# start of Supplied records

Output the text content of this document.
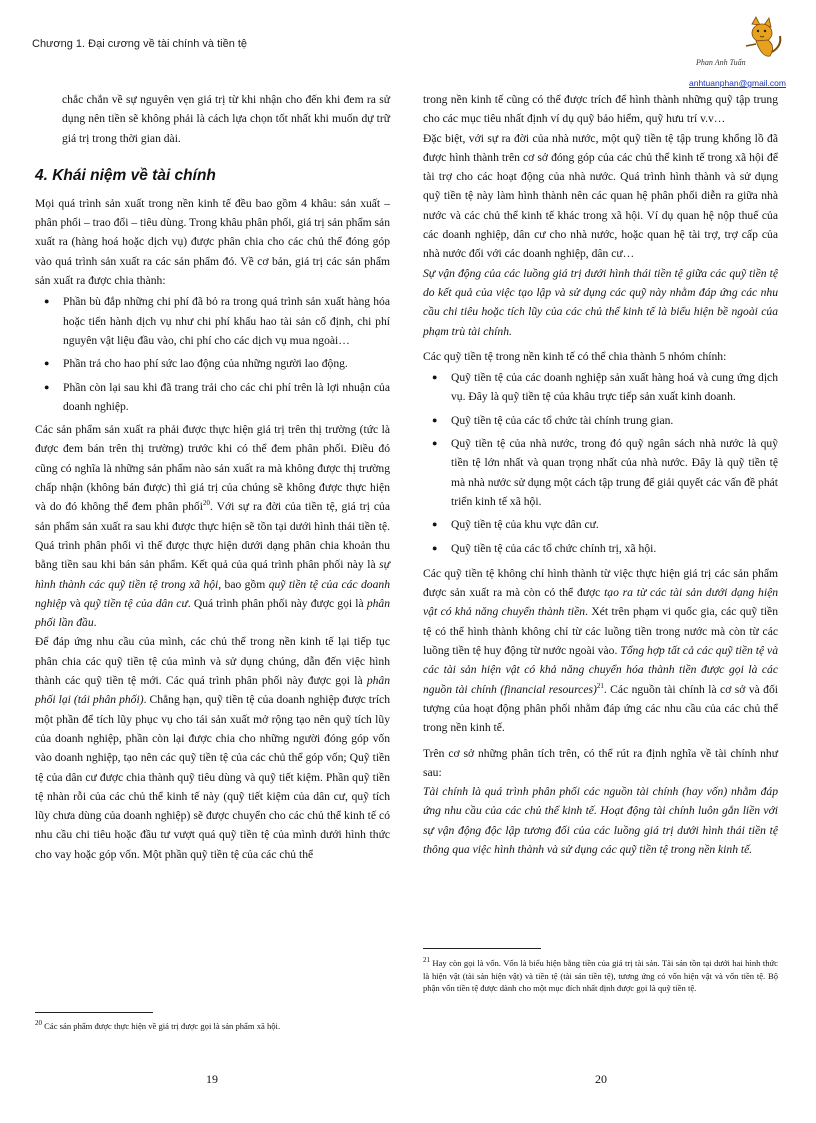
Chương 1. Đại cương về tài chính và tiền tệ
Phan Anh Tuấn
anhtuanphan@gmail.com

chắc chắn về sự nguyên vẹn giá trị từ khi nhận cho đến khi đem ra sử dụng nên tiền sẽ không phải là cách lựa chọn tốt nhất khi muốn dự trữ giá trị trong thời gian dài.

4. Khái niệm về tài chính

Mọi quá trình sản xuất trong nền kinh tế đều bao gồm 4 khâu: sản xuất – phân phối – trao đổi – tiêu dùng. Trong khâu phân phối, giá trị sản phẩm sản xuất ra (hàng hoá hoặc dịch vụ) được phân chia cho các chủ thể đóng góp vào quá trình sản xuất ra các sản phẩm đó. Về cơ bản, giá trị các sản phẩm sản xuất ra được chia thành:

● Phần bù đắp những chi phí đã bỏ ra trong quá trình sản xuất hàng hóa hoặc tiến hành dịch vụ như chi phí khấu hao tài sản cố định, chi phí nguyên vật liệu đầu vào, chi phí cho các dịch vụ mua ngoài…
● Phần trả cho hao phí sức lao động của những người lao động.
● Phần còn lại sau khi đã trang trải cho các chi phí trên là lợi nhuận của doanh nghiệp.

Các sản phẩm sản xuất ra phải được thực hiện giá trị trên thị trường (tức là được đem bán trên thị trường) trước khi có thể đem phân phối. Điều đó cũng có nghĩa là những sản phẩm nào sản xuất ra mà không được thị trường chấp nhận (không bán được) thì giá trị của chúng sẽ không được thực hiện và do đó không thể đem phân phối$^{20}$. Với sự ra đời của tiền tệ, giá trị của sản phẩm sản xuất ra sau khi được thực hiện sẽ tồn tại dưới hình thái tiền tệ. Quá trình phân phối vì thế được thực hiện dưới dạng phân chia khoản thu bằng tiền sau khi bán sản phẩm. Kết quả của quá trình phân phối này là sự hình thành các quỹ tiền tệ trong xã hội, bao gồm quỹ tiền tệ của các doanh nghiệp và quỹ tiền tệ của dân cư. Quá trình phân phối này được gọi là phân phối lần đầu.

Để đáp ứng nhu cầu của mình, các chủ thể trong nền kinh tế lại tiếp tục phân chia các quỹ tiền tệ của mình và sử dụng chúng, dẫn đến việc hình thành các quỹ tiền tệ mới. Các quá trình phân phối này được gọi là phân phối lại (tái phân phối). Chẳng hạn, quỹ tiền tệ của doanh nghiệp được trích một phần để tích lũy phục vụ cho tái sản xuất mở rộng tạo nên quỹ tích lũy của doanh nghiệp, phần còn lại được chia cho những người đóng góp vốn vào doanh nghiệp, tạo nên các quỹ tiền tệ của các chủ thể góp vốn; Quỹ tiền tệ của dân cư được chia thành quỹ tiêu dùng và quỹ tiết kiệm. Phần quỹ tiền tệ nhàn rỗi của các chủ thể kinh tế này (quỹ tiết kiệm của dân cư, quỹ tích lũy chưa dùng của doanh nghiệp) sẽ được chuyển cho các chủ thể kinh tế có nhu cầu chi tiêu hoặc đầu tư vượt quá quỹ tiền tệ của mình dưới hình thức cho vay hoặc góp vốn. Một phần quỹ tiền tệ của các chủ thể

$^{20}$ Các sản phẩm được thực hiện về giá trị được gọi là sản phẩm xã hội.
19

trong nền kinh tế cũng có thể được trích để hình thành những quỹ tập trung cho các mục tiêu nhất định ví dụ quỹ bảo hiểm, quỹ hưu trí v.v…

Đặc biệt, với sự ra đời của nhà nước, một quỹ tiền tệ tập trung khổng lồ đã được hình thành trên cơ sở đóng góp của các chủ thể kinh tế trong xã hội để tài trợ cho các hoạt động của nhà nước. Quá trình hình thành và sử dụng quỹ tiền tệ này làm hình thành nên các quan hệ phân phối diễn ra giữa nhà nước và các chủ thể kinh tế khác trong xã hội. Ví dụ quan hệ nộp thuế của các doanh nghiệp, dân cư cho nhà nước, hoặc quan hệ tài trợ, trợ cấp của nhà nước đối với các doanh nghiệp, dân cư…

Sự vận động của các luồng giá trị dưới hình thái tiền tệ giữa các quỹ tiền tệ do kết quả của việc tạo lập và sử dụng các quỹ này nhằm đáp ứng các nhu cầu chi tiêu hoặc tích lũy của các chủ thể kinh tế là biểu hiện bề ngoài của phạm trù tài chính.

Các quỹ tiền tệ trong nền kinh tế có thể chia thành 5 nhóm chính:

● Quỹ tiền tệ của các doanh nghiệp sản xuất hàng hoá và cung ứng dịch vụ. Đây là quỹ tiền tệ của khâu trực tiếp sản xuất kinh doanh.
● Quỹ tiền tệ của các tổ chức tài chính trung gian.
● Quỹ tiền tệ của nhà nước, trong đó quỹ ngân sách nhà nước là quỹ tiền tệ lớn nhất và quan trọng nhất của nhà nước. Đây là quỹ tiền tệ mà nhà nước sử dụng một cách tập trung để giải quyết các vấn đề phát triển kinh tế xã hội.
● Quỹ tiền tệ của khu vực dân cư.
● Quỹ tiền tệ của các tổ chức chính trị, xã hội.

Các quỹ tiền tệ không chỉ hình thành từ việc thực hiện giá trị các sản phẩm được sản xuất ra mà còn có thể được tạo ra từ các tài sản dưới dạng hiện vật có khả năng chuyển thành tiền. Xét trên phạm vi quốc gia, các quỹ tiền tệ có thể hình thành không chỉ từ các luồng tiền trong nước mà còn từ các luồng tiền tệ huy động từ nước ngoài vào. Tổng hợp tất cả các quỹ tiền tệ và các tài sản hiện vật có khả năng chuyển hóa thành tiền được gọi là các nguồn tài chính (financial resources)$^{21}$. Các nguồn tài chính là cơ sở và đối tượng của hoạt động phân phối nhằm đáp ứng các nhu cầu của các chủ thể trong nền kinh tế.

Trên cơ sở những phân tích trên, có thể rút ra định nghĩa về tài chính như sau:

Tài chính là quá trình phân phối các nguồn tài chính (hay vốn) nhằm đáp ứng nhu cầu của các chủ thể kinh tế. Hoạt động tài chính luôn gắn liền với sự vận động độc lập tương đối của các luồng giá trị dưới hình thái tiền tệ thông qua việc hình thành và sử dụng các quỹ tiền tệ trong nền kinh tế.

$^{21}$ Hay còn gọi là vốn. Vốn là biểu hiện bằng tiền của giá trị tài sản. Tài sản tồn tại dưới hai hình thức là hiện vật (tài sản hiện vật) và tiền tệ (tài sản tiền tệ), tương ứng có vốn hiện vật và vốn tiền tệ. Bộ phận vốn tiền tệ được dành cho một mục đích nhất định được gọi là quỹ tiền tệ.
20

# end of Supplied records

*Task goal:* Copy the records word for word, leaving no picture in the copy.

*Response to this exercise:*
Output the text content of this document.
Chương 1. Đại cương về tài chính và tiền tệ
Phan Anh Tuấn
anhtuanphan@gmail.com

chắc chắn về sự nguyên vẹn giá trị từ khi nhận cho đến khi đem ra sử dụng nên tiền sẽ không phải là cách lựa chọn tốt nhất khi muốn dự trữ giá trị trong thời gian dài.

4. Khái niệm về tài chính

Mọi quá trình sản xuất trong nền kinh tế đều bao gồm 4 khâu: sản xuất – phân phối – trao đổi – tiêu dùng. Trong khâu phân phối, giá trị sản phẩm sản xuất ra (hàng hoá hoặc dịch vụ) được phân chia cho các chủ thể đóng góp vào quá trình sản xuất ra các sản phẩm đó. Về cơ bản, giá trị các sản phẩm sản xuất ra được chia thành:

● Phần bù đắp những chi phí đã bỏ ra trong quá trình sản xuất hàng hóa hoặc tiến hành dịch vụ như chi phí khấu hao tài sản cố định, chi phí nguyên vật liệu đầu vào, chi phí cho các dịch vụ mua ngoài…
● Phần trả cho hao phí sức lao động của những người lao động.
● Phần còn lại sau khi đã trang trải cho các chi phí trên là lợi nhuận của doanh nghiệp.

Các sản phẩm sản xuất ra phải được thực hiện giá trị trên thị trường (tức là được đem bán trên thị trường) trước khi có thể đem phân phối. Điều đó cũng có nghĩa là những sản phẩm nào sản xuất ra mà không được thị trường chấp nhận (không bán được) thì giá trị của chúng sẽ không được thực hiện và do đó không thể đem phân phối$^{20}$. Với sự ra đời của tiền tệ, giá trị của sản phẩm sản xuất ra sau khi được thực hiện sẽ tồn tại dưới hình thái tiền tệ. Quá trình phân phối vì thế được thực hiện dưới dạng phân chia khoản thu bằng tiền sau khi bán sản phẩm. Kết quả của quá trình phân phối này là sự hình thành các quỹ tiền tệ trong xã hội, bao gồm quỹ tiền tệ của các doanh nghiệp và quỹ tiền tệ của dân cư. Quá trình phân phối này được gọi là phân phối lần đầu.

Để đáp ứng nhu cầu của mình, các chủ thể trong nền kinh tế lại tiếp tục phân chia các quỹ tiền tệ của mình và sử dụng chúng, dẫn đến việc hình thành các quỹ tiền tệ mới. Các quá trình phân phối này được gọi là phân phối lại (tái phân phối). Chẳng hạn, quỹ tiền tệ của doanh nghiệp được trích một phần để tích lũy phục vụ cho tái sản xuất mở rộng tạo nên quỹ tích lũy của doanh nghiệp, phần còn lại được chia cho những người đóng góp vốn vào doanh nghiệp, tạo nên các quỹ tiền tệ của các chủ thể góp vốn; Quỹ tiền tệ của dân cư được chia thành quỹ tiêu dùng và quỹ tiết kiệm. Phần quỹ tiền tệ nhàn rỗi của các chủ thể kinh tế này (quỹ tiết kiệm của dân cư, quỹ tích lũy chưa dùng của doanh nghiệp) sẽ được chuyển cho các chủ thể kinh tế có nhu cầu chi tiêu hoặc đầu tư vượt quá quỹ tiền tệ của mình dưới hình thức cho vay hoặc góp vốn. Một phần quỹ tiền tệ của các chủ thể

$^{20}$ Các sản phẩm được thực hiện về giá trị được gọi là sản phẩm xã hội.
19

trong nền kinh tế cũng có thể được trích để hình thành những quỹ tập trung cho các mục tiêu nhất định ví dụ quỹ bảo hiểm, quỹ hưu trí v.v…

Đặc biệt, với sự ra đời của nhà nước, một quỹ tiền tệ tập trung khổng lồ đã được hình thành trên cơ sở đóng góp của các chủ thể kinh tế trong xã hội để tài trợ cho các hoạt động của nhà nước. Quá trình hình thành và sử dụng quỹ tiền tệ này làm hình thành nên các quan hệ phân phối diễn ra giữa nhà nước và các chủ thể kinh tế khác trong xã hội. Ví dụ quan hệ nộp thuế của các doanh nghiệp, dân cư cho nhà nước, hoặc quan hệ tài trợ, trợ cấp của nhà nước đối với các doanh nghiệp, dân cư…

Sự vận động của các luồng giá trị dưới hình thái tiền tệ giữa các quỹ tiền tệ do kết quả của việc tạo lập và sử dụng các quỹ này nhằm đáp ứng các nhu cầu chi tiêu hoặc tích lũy của các chủ thể kinh tế là biểu hiện bề ngoài của phạm trù tài chính.

Các quỹ tiền tệ trong nền kinh tế có thể chia thành 5 nhóm chính:

● Quỹ tiền tệ của các doanh nghiệp sản xuất hàng hoá và cung ứng dịch vụ. Đây là quỹ tiền tệ của khâu trực tiếp sản xuất kinh doanh.
● Quỹ tiền tệ của các tổ chức tài chính trung gian.
● Quỹ tiền tệ của nhà nước, trong đó quỹ ngân sách nhà nước là quỹ tiền tệ lớn nhất và quan trọng nhất của nhà nước. Đây là quỹ tiền tệ mà nhà nước sử dụng một cách tập trung để giải quyết các vấn đề phát triển kinh tế xã hội.
● Quỹ tiền tệ của khu vực dân cư.
● Quỹ tiền tệ của các tổ chức chính trị, xã hội.

Các quỹ tiền tệ không chỉ hình thành từ việc thực hiện giá trị các sản phẩm được sản xuất ra mà còn có thể được tạo ra từ các tài sản dưới dạng hiện vật có khả năng chuyển thành tiền. Xét trên phạm vi quốc gia, các quỹ tiền tệ có thể hình thành không chỉ từ các luồng tiền trong nước mà còn từ các luồng tiền tệ huy động từ nước ngoài vào. Tổng hợp tất cả các quỹ tiền tệ và các tài sản hiện vật có khả năng chuyển hóa thành tiền được gọi là các nguồn tài chính (financial resources)$^{21}$. Các nguồn tài chính là cơ sở và đối tượng của hoạt động phân phối nhằm đáp ứng các nhu cầu của các chủ thể trong nền kinh tế.

Trên cơ sở những phân tích trên, có thể rút ra định nghĩa về tài chính như sau:

Tài chính là quá trình phân phối các nguồn tài chính (hay vốn) nhằm đáp ứng nhu cầu của các chủ thể kinh tế. Hoạt động tài chính luôn gắn liền với sự vận động độc lập tương đối của các luồng giá trị dưới hình thái tiền tệ thông qua việc hình thành và sử dụng các quỹ tiền tệ trong nền kinh tế.

$^{21}$ Hay còn gọi là vốn. Vốn là biểu hiện bằng tiền của giá trị tài sản. Tài sản tồn tại dưới hai hình thức là hiện vật (tài sản hiện vật) và tiền tệ (tài sản tiền tệ), tương ứng có vốn hiện vật và vốn tiền tệ. Bộ phận vốn tiền tệ được dành cho một mục đích nhất định được gọi là quỹ tiền tệ.
20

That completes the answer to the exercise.